- [Exercise directions]:
Determine the number of lines containing the word "Nacional". Reply with it and nothing else.

(Saved entries)
════════════════════

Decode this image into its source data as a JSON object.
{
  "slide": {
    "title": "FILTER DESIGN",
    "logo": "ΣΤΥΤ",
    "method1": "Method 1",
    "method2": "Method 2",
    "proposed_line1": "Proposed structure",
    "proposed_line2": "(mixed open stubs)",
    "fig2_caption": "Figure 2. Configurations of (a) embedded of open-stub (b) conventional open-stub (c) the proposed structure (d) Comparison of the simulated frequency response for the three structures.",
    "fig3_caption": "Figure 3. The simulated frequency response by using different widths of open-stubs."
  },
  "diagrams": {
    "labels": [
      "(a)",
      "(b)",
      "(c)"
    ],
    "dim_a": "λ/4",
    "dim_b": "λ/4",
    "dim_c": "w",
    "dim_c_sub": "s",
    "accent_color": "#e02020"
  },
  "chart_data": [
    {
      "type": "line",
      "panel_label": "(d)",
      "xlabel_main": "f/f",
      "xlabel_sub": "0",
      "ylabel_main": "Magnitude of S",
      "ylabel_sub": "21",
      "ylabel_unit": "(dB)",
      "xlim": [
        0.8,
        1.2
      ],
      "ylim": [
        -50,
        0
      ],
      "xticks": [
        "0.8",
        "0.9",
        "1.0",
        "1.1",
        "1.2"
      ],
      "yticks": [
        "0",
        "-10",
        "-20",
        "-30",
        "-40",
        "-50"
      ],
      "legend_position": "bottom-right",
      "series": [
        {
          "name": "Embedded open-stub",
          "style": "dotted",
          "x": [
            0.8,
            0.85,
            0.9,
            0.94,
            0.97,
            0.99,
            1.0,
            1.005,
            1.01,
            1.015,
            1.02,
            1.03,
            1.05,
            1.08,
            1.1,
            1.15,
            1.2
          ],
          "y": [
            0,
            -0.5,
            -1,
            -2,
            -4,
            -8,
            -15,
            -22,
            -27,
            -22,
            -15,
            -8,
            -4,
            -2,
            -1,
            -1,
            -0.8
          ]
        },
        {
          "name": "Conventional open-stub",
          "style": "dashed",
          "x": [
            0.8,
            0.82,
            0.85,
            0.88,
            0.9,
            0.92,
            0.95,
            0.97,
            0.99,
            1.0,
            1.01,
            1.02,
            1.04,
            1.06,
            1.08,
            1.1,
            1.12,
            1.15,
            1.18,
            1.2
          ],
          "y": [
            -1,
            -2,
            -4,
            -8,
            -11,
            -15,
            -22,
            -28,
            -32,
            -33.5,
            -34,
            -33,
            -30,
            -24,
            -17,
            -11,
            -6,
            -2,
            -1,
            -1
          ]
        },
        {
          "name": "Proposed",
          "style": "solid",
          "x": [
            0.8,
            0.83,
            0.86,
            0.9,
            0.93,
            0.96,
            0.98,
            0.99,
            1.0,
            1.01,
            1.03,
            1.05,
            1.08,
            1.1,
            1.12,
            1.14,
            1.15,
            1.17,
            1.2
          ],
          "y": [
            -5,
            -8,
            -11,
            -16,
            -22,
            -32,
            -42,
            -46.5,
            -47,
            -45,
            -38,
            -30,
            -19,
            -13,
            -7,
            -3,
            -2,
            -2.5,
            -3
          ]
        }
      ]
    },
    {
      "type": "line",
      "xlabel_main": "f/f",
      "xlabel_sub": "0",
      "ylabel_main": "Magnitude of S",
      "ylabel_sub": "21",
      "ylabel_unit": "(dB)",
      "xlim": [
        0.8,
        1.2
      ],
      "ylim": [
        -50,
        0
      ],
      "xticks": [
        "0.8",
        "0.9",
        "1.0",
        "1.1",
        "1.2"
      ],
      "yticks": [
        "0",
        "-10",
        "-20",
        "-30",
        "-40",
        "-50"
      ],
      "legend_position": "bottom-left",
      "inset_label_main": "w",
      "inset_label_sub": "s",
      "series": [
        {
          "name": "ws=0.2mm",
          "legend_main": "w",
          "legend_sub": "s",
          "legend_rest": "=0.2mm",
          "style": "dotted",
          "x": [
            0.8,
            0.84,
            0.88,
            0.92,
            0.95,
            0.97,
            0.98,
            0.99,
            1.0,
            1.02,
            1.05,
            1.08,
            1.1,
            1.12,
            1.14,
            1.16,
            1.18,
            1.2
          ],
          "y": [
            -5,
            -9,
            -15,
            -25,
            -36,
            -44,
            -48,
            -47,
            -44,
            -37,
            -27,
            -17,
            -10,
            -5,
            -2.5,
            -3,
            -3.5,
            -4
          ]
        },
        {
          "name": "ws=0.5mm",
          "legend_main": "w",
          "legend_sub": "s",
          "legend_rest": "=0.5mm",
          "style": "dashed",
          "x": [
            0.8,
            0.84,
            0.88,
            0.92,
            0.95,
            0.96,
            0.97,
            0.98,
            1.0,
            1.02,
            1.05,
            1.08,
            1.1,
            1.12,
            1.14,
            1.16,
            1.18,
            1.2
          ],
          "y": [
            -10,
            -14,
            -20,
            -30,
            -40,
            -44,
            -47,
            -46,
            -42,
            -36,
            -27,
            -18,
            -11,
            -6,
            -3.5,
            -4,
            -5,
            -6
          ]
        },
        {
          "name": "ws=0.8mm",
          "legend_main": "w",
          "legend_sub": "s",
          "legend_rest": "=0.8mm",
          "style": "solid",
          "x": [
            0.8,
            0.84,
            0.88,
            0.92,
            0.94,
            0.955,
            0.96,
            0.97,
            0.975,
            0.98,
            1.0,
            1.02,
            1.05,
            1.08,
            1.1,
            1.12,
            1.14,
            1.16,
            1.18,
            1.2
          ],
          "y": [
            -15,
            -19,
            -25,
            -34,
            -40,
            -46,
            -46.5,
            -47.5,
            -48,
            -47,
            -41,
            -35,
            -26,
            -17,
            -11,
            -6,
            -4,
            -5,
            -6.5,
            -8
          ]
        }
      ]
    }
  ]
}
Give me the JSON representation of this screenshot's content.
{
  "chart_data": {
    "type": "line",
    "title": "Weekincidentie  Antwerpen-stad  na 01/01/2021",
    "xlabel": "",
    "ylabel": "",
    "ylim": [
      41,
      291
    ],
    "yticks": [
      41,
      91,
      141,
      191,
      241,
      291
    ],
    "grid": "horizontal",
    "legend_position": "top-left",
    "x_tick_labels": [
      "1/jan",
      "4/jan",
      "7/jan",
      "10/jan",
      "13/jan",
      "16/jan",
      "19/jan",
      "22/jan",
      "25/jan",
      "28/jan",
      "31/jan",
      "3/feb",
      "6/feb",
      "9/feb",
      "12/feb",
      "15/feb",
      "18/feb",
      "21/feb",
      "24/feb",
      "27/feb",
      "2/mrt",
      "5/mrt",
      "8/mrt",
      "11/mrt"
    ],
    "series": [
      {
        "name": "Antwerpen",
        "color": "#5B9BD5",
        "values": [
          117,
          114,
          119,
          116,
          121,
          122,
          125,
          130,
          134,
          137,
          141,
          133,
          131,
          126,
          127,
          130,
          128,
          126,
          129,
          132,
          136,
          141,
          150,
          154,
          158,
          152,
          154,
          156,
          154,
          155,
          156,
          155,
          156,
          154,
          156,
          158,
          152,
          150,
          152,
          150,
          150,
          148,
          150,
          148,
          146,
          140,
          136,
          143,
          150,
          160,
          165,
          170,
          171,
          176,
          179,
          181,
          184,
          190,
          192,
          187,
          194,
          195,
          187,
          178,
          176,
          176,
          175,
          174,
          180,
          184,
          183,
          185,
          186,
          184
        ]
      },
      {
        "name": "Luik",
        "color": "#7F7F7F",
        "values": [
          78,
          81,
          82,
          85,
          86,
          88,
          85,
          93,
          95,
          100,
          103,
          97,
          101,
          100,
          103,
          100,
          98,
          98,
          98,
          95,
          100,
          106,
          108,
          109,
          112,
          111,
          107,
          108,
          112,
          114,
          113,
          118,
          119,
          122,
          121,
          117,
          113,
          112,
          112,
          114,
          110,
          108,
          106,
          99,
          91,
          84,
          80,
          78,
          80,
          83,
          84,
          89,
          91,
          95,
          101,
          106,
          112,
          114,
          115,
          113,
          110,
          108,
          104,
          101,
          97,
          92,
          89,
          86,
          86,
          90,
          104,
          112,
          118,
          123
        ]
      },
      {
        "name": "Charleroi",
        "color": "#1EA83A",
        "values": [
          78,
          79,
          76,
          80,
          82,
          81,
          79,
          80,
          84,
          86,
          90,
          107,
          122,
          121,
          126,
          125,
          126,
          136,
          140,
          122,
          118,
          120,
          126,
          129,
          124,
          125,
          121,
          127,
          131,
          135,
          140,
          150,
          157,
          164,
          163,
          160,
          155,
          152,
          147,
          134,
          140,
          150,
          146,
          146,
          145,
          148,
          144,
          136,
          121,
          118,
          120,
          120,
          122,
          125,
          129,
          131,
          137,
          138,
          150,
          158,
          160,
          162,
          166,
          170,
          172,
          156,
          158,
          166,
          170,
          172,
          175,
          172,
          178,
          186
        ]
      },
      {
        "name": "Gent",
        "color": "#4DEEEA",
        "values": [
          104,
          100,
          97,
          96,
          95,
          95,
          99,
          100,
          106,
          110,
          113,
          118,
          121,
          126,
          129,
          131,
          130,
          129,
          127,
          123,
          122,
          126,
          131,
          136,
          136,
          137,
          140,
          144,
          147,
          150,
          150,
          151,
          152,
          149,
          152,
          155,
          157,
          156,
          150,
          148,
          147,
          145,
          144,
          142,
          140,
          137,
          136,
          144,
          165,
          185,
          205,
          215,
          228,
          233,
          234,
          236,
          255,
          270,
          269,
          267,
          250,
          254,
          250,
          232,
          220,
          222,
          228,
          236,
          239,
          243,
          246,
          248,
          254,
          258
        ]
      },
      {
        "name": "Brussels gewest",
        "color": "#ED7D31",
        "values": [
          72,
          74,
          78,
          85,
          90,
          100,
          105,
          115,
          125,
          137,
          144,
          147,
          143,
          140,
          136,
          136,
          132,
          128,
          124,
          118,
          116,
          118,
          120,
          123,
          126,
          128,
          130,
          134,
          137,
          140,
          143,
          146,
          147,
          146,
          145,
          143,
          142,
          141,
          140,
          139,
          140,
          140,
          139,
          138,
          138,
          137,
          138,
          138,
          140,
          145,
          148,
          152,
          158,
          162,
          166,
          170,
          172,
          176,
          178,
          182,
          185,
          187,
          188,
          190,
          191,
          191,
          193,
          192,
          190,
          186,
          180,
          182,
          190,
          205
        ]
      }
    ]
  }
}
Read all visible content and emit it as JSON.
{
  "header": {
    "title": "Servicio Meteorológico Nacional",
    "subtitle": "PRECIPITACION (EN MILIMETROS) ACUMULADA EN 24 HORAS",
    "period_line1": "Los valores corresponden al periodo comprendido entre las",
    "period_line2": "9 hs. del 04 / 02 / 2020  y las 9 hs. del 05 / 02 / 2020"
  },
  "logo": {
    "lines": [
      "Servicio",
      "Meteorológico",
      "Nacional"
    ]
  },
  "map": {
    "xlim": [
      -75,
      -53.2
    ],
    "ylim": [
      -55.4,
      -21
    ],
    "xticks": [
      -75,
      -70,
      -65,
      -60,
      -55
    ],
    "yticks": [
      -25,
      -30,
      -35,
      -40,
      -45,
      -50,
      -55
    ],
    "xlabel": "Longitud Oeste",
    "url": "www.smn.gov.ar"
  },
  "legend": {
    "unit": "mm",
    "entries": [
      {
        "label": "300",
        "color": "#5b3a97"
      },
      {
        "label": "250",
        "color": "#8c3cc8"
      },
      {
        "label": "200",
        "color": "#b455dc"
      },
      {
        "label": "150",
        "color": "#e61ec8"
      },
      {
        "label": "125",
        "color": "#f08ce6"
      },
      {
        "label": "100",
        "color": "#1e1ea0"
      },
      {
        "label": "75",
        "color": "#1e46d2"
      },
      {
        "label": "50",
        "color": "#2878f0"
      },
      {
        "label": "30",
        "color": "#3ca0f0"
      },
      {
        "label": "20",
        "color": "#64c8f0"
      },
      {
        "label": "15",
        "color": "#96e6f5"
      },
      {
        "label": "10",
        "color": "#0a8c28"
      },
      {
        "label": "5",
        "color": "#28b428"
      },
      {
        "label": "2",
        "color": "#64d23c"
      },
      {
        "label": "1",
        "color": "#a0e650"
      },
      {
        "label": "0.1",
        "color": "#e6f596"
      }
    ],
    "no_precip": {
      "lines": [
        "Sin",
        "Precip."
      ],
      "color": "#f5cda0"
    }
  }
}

════════════════════

- [Solution to the exercise]:
2